Required task → Extract the data exactly, missing nothing.
┄┄┄┄┄┄┄┄┄┄┄┄┄┄┄┄┄┄┄┄
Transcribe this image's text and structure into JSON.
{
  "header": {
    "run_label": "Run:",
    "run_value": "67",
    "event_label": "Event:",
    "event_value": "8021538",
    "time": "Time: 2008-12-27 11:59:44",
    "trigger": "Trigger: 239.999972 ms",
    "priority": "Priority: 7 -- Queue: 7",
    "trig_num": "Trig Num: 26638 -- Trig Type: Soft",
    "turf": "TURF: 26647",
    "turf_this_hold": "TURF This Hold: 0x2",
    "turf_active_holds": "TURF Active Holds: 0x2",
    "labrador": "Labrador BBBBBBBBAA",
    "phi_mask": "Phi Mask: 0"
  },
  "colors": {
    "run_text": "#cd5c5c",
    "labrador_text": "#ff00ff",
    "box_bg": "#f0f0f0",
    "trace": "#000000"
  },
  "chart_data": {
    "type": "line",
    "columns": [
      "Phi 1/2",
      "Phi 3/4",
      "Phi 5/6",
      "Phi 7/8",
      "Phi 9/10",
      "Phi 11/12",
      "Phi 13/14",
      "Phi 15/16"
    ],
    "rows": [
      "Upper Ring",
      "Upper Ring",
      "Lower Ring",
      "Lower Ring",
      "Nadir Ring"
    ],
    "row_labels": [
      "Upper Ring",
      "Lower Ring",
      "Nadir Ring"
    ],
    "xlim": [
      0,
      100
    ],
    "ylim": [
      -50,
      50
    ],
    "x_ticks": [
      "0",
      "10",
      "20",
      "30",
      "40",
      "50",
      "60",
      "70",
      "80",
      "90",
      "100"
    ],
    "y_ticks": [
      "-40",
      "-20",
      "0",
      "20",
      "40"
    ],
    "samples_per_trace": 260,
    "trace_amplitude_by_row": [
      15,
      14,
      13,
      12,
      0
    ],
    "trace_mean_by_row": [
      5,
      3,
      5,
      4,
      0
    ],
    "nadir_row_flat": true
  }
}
┄┄┄┄┄┄┄┄┄┄┄┄┄┄┄┄┄┄┄┄
Problem solution →
Transcribe this image's text and structure into JSON.
{
  "header": {
    "run_label": "Run:",
    "run_value": "67",
    "event_label": "Event:",
    "event_value": "8021538",
    "time": "Time: 2008-12-27 11:59:44",
    "trigger": "Trigger: 239.999972 ms",
    "priority": "Priority: 7 -- Queue: 7",
    "trig_num": "Trig Num: 26638 -- Trig Type: Soft",
    "turf": "TURF: 26647",
    "turf_this_hold": "TURF This Hold: 0x2",
    "turf_active_holds": "TURF Active Holds: 0x2",
    "labrador": "Labrador BBBBBBBBAA",
    "phi_mask": "Phi Mask: 0"
  },
  "colors": {
    "run_text": "#cd5c5c",
    "labrador_text": "#ff00ff",
    "box_bg": "#f0f0f0",
    "trace": "#000000"
  },
  "chart_data": {
    "type": "line",
    "columns": [
      "Phi 1/2",
      "Phi 3/4",
      "Phi 5/6",
      "Phi 7/8",
      "Phi 9/10",
      "Phi 11/12",
      "Phi 13/14",
      "Phi 15/16"
    ],
    "rows": [
      "Upper Ring",
      "Upper Ring",
      "Lower Ring",
      "Lower Ring",
      "Nadir Ring"
    ],
    "row_labels": [
      "Upper Ring",
      "Lower Ring",
      "Nadir Ring"
    ],
    "xlim": [
      0,
      100
    ],
    "ylim": [
      -50,
      50
    ],
    "x_ticks": [
      "0",
      "10",
      "20",
      "30",
      "40",
      "50",
      "60",
      "70",
      "80",
      "90",
      "100"
    ],
    "y_ticks": [
      "-40",
      "-20",
      "0",
      "20",
      "40"
    ],
    "samples_per_trace": 260,
    "trace_amplitude_by_row": [
      15,
      14,
      13,
      12,
      0
    ],
    "trace_mean_by_row": [
      5,
      3,
      5,
      4,
      0
    ],
    "nadir_row_flat": true
  }
}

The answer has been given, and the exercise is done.